-- STORED DATA start --

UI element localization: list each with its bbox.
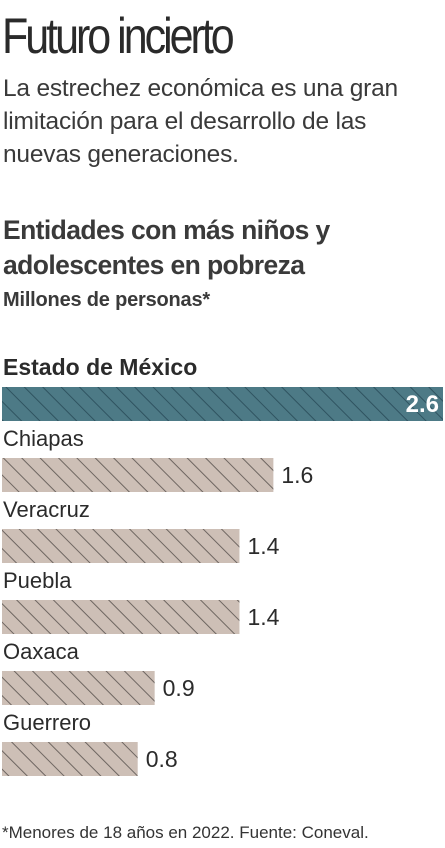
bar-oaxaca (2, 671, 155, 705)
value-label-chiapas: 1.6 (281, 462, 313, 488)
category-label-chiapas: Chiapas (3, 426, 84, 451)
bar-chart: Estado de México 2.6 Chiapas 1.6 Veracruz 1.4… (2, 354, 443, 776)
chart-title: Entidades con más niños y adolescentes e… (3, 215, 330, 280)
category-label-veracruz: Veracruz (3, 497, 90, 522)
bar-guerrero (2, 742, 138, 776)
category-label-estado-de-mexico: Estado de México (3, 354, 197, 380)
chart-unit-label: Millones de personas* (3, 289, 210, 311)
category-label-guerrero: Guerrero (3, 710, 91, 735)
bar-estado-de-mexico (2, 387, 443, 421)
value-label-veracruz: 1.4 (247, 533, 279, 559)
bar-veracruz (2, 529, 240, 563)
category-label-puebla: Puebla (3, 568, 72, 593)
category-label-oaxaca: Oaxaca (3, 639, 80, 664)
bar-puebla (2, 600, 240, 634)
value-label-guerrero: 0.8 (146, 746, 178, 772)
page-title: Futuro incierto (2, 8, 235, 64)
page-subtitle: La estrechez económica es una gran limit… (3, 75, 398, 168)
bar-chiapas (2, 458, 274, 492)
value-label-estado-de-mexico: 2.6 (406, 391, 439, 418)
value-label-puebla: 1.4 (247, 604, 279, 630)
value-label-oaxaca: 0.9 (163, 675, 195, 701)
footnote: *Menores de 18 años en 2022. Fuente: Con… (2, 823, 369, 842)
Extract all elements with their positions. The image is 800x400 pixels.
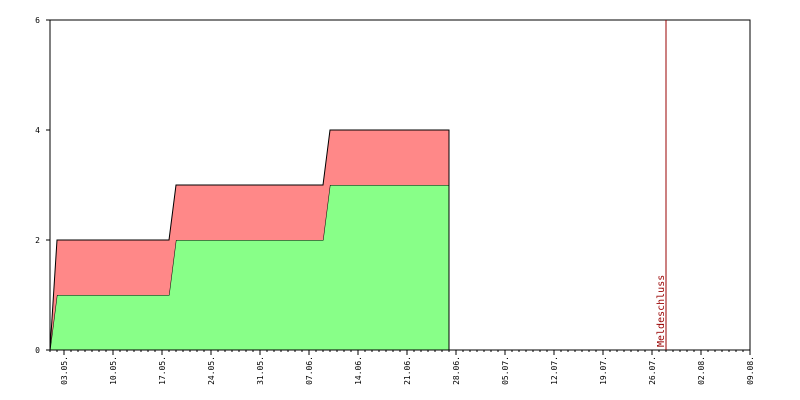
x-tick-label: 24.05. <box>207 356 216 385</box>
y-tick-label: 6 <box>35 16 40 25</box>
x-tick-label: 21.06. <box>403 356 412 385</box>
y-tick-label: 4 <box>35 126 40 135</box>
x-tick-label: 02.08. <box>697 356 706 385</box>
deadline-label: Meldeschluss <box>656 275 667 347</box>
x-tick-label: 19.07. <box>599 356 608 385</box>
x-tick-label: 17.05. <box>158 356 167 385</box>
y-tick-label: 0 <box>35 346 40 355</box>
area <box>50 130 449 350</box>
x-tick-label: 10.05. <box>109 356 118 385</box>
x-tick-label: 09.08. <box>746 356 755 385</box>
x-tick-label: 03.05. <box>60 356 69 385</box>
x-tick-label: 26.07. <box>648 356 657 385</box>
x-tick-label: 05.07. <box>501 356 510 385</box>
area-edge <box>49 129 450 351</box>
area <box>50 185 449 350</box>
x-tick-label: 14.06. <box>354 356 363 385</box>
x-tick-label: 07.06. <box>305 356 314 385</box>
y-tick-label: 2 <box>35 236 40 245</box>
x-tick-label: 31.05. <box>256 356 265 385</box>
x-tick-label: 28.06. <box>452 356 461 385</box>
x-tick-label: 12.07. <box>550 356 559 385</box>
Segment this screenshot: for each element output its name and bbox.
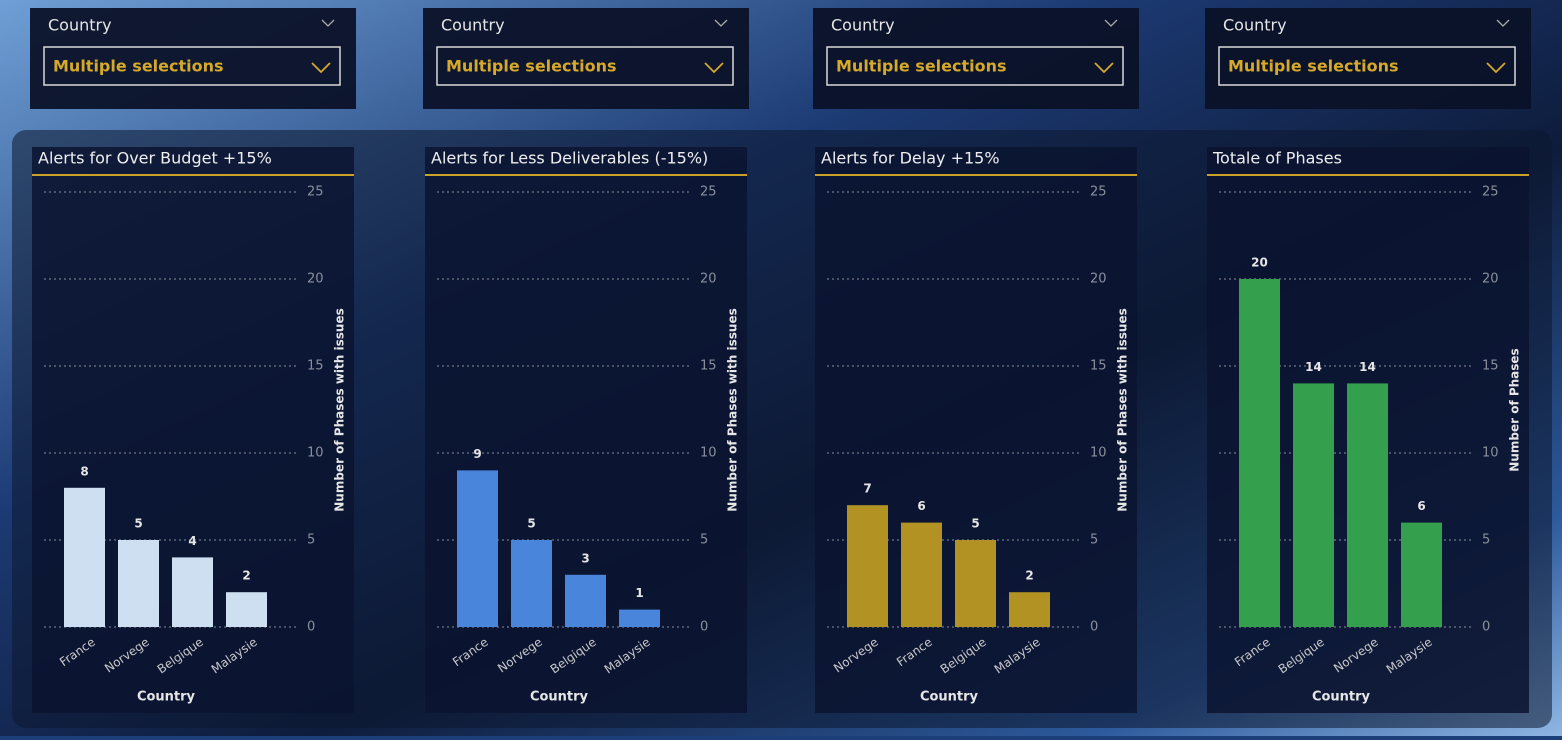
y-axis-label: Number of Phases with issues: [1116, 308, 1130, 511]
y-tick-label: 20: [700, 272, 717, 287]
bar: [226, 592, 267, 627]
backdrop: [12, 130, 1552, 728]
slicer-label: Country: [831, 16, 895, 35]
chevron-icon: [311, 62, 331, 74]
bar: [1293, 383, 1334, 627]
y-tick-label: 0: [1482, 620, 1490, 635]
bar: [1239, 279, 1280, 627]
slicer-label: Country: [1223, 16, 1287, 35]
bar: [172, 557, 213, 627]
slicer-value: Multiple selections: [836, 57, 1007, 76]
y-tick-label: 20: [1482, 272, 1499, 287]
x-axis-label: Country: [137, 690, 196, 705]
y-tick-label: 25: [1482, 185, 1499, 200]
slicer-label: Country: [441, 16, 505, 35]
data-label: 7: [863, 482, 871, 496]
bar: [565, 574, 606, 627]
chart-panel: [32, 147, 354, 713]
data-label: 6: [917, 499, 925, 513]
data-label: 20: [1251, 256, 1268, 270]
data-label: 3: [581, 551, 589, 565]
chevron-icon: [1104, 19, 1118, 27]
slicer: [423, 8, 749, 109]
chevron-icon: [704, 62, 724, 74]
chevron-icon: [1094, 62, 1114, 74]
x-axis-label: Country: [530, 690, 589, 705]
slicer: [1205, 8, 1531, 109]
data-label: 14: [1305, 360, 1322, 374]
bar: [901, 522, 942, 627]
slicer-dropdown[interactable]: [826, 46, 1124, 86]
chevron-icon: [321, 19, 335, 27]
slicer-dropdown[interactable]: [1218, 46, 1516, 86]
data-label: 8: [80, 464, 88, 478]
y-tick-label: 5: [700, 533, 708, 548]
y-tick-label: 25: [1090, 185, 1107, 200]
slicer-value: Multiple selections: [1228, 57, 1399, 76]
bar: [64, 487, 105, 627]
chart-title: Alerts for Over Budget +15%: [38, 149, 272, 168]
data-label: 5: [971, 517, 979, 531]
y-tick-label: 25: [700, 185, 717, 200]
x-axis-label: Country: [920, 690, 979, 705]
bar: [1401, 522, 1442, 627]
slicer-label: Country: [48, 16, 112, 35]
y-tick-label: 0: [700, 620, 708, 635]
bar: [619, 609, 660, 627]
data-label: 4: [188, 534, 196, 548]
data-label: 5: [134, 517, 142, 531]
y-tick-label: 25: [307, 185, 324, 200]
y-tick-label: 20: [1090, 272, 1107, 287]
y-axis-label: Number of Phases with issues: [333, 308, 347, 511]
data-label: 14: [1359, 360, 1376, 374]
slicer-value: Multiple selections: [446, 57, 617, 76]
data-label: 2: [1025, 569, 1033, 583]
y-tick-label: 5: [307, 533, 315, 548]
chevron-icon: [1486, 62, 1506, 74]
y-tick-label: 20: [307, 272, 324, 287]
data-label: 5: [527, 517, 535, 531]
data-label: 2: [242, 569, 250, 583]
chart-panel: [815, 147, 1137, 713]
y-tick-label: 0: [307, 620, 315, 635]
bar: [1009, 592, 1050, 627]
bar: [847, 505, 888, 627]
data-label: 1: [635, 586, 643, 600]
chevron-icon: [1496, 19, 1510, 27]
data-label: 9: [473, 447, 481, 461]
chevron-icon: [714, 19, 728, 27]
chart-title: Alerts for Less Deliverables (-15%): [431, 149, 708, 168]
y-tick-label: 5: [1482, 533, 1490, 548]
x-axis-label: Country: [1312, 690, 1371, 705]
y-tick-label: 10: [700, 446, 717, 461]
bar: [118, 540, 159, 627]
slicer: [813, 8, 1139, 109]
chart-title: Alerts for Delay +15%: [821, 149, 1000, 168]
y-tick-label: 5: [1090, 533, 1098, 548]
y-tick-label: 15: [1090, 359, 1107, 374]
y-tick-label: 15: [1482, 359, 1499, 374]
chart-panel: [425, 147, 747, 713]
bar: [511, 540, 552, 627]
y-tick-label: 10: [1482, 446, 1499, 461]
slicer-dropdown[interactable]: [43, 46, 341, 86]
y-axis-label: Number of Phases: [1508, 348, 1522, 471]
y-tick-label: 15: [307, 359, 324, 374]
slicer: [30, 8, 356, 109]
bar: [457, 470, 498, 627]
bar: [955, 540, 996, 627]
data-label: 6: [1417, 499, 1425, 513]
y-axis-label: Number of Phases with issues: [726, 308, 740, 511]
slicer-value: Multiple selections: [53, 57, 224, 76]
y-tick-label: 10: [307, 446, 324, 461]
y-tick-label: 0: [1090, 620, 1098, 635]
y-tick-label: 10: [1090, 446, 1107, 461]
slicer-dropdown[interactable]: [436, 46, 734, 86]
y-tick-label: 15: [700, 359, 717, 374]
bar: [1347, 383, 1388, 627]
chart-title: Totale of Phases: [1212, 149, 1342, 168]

-- STORED DATA end --
-- STORED DATA start --

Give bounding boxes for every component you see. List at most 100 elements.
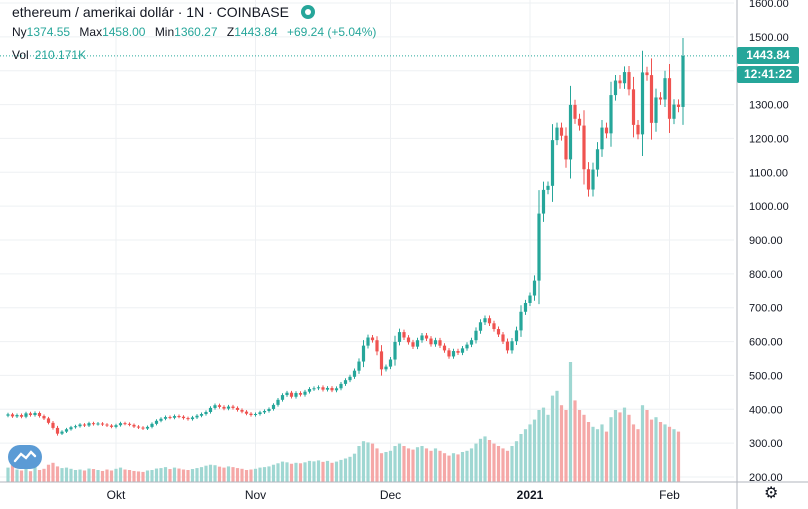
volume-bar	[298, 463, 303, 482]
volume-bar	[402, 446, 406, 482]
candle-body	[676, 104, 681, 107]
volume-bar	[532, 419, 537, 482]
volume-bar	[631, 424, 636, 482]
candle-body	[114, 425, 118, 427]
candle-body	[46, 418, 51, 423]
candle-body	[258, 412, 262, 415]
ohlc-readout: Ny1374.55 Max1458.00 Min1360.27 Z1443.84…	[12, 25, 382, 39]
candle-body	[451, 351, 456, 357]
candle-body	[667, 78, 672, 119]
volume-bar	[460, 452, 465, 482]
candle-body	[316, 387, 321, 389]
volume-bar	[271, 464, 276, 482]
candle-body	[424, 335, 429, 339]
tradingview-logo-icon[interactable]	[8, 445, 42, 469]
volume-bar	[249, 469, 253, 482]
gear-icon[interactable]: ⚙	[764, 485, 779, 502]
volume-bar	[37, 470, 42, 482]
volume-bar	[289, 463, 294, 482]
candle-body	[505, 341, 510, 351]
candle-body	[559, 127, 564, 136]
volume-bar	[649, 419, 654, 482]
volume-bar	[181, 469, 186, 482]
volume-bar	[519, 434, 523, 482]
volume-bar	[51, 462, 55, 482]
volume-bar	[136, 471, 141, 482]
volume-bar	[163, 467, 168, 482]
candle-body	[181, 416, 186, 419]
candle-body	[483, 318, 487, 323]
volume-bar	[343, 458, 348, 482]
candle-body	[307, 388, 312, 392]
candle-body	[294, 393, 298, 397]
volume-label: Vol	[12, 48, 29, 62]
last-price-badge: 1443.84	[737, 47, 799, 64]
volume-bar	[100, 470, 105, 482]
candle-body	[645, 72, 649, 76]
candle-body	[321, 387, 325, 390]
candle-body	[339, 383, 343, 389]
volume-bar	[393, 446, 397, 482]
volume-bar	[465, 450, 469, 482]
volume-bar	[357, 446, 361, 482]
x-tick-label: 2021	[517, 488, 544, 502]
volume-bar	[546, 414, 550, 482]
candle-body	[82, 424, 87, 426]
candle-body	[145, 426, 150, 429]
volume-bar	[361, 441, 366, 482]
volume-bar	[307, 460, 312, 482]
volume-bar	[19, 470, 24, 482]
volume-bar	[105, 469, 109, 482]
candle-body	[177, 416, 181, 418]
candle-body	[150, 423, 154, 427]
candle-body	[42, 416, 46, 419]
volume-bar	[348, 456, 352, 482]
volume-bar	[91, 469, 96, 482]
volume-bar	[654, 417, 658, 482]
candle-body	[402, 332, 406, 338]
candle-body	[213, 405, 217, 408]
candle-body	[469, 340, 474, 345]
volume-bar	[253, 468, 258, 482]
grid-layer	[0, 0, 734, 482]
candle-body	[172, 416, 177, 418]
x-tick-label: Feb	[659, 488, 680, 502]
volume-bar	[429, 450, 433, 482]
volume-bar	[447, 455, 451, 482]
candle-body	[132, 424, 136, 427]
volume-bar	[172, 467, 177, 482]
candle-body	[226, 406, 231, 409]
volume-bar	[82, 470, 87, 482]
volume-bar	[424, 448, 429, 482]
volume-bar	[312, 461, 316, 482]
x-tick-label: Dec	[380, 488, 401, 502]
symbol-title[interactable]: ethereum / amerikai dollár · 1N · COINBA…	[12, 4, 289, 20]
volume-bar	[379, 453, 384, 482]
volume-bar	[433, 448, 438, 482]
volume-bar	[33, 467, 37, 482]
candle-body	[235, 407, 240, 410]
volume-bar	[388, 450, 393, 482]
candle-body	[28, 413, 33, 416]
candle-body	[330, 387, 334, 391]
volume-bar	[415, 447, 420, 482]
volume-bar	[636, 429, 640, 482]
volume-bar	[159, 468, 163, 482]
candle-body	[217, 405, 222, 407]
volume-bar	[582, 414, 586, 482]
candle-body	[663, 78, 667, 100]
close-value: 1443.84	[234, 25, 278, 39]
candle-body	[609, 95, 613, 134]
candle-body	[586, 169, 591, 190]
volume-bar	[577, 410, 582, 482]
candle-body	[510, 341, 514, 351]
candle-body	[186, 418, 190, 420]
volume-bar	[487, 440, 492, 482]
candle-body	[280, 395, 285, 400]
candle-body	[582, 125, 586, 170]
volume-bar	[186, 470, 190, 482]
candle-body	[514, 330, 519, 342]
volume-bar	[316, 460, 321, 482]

-- STORED DATA end --

● WRITTEN INSTRUCTION: Please copy the records above verbatim, beginning at the line that contains "UI element localization: list" and stopping after the line that contains "Extract all elements", and omit the pictures.

● FINISHED TASK:
UI element localization: list each with its bbox.
bar-oaxaca (2, 671, 155, 705)
value-label-chiapas: 1.6 (281, 462, 313, 488)
category-label-chiapas: Chiapas (3, 426, 84, 451)
bar-chart: Estado de México 2.6 Chiapas 1.6 Veracruz 1.4… (2, 354, 443, 776)
chart-title: Entidades con más niños y adolescentes e… (3, 215, 330, 280)
category-label-veracruz: Veracruz (3, 497, 90, 522)
bar-guerrero (2, 742, 138, 776)
category-label-estado-de-mexico: Estado de México (3, 354, 197, 380)
chart-unit-label: Millones de personas* (3, 289, 210, 311)
category-label-guerrero: Guerrero (3, 710, 91, 735)
bar-estado-de-mexico (2, 387, 443, 421)
value-label-veracruz: 1.4 (247, 533, 279, 559)
bar-veracruz (2, 529, 240, 563)
category-label-puebla: Puebla (3, 568, 72, 593)
category-label-oaxaca: Oaxaca (3, 639, 80, 664)
bar-puebla (2, 600, 240, 634)
value-label-guerrero: 0.8 (146, 746, 178, 772)
page-title: Futuro incierto (2, 8, 235, 64)
page-subtitle: La estrechez económica es una gran limit… (3, 75, 398, 168)
bar-chiapas (2, 458, 274, 492)
value-label-estado-de-mexico: 2.6 (406, 391, 439, 418)
value-label-puebla: 1.4 (247, 604, 279, 630)
value-label-oaxaca: 0.9 (163, 675, 195, 701)
footnote: *Menores de 18 años en 2022. Fuente: Con… (2, 823, 369, 842)
Extract all elements with their positions. The image is 800x400 pixels.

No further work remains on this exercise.